> To do
Exact repetition of every entry is required.

> Extracted material
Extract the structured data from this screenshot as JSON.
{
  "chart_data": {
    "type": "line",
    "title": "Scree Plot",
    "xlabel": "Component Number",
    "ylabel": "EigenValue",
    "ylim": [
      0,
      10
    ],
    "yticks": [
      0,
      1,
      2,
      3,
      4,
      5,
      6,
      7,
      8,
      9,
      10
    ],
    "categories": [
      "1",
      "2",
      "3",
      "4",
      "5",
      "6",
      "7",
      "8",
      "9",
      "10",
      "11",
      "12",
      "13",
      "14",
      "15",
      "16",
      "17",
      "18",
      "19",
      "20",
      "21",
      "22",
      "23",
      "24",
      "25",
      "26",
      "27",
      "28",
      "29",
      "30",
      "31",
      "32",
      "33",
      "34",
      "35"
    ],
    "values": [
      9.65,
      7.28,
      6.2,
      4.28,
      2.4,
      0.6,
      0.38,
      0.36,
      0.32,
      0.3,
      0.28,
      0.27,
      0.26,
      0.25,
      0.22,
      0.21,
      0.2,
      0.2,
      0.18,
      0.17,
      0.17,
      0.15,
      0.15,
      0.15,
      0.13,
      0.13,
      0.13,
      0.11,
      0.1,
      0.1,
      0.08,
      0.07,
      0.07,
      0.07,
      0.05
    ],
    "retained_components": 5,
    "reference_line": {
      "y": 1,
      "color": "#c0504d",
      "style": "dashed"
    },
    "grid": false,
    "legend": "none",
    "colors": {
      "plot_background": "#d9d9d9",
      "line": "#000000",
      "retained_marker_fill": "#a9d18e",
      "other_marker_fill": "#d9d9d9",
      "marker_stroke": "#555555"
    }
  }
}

> Answer to this task
Extract the structured data from this screenshot as JSON.
{
  "chart_data": {
    "type": "line",
    "title": "Scree Plot",
    "xlabel": "Component Number",
    "ylabel": "EigenValue",
    "ylim": [
      0,
      10
    ],
    "yticks": [
      0,
      1,
      2,
      3,
      4,
      5,
      6,
      7,
      8,
      9,
      10
    ],
    "categories": [
      "1",
      "2",
      "3",
      "4",
      "5",
      "6",
      "7",
      "8",
      "9",
      "10",
      "11",
      "12",
      "13",
      "14",
      "15",
      "16",
      "17",
      "18",
      "19",
      "20",
      "21",
      "22",
      "23",
      "24",
      "25",
      "26",
      "27",
      "28",
      "29",
      "30",
      "31",
      "32",
      "33",
      "34",
      "35"
    ],
    "values": [
      9.65,
      7.28,
      6.2,
      4.28,
      2.4,
      0.6,
      0.38,
      0.36,
      0.32,
      0.3,
      0.28,
      0.27,
      0.26,
      0.25,
      0.22,
      0.21,
      0.2,
      0.2,
      0.18,
      0.17,
      0.17,
      0.15,
      0.15,
      0.15,
      0.13,
      0.13,
      0.13,
      0.11,
      0.1,
      0.1,
      0.08,
      0.07,
      0.07,
      0.07,
      0.05
    ],
    "retained_components": 5,
    "reference_line": {
      "y": 1,
      "color": "#c0504d",
      "style": "dashed"
    },
    "grid": false,
    "legend": "none",
    "colors": {
      "plot_background": "#d9d9d9",
      "line": "#000000",
      "retained_marker_fill": "#a9d18e",
      "other_marker_fill": "#d9d9d9",
      "marker_stroke": "#555555"
    }
  }
}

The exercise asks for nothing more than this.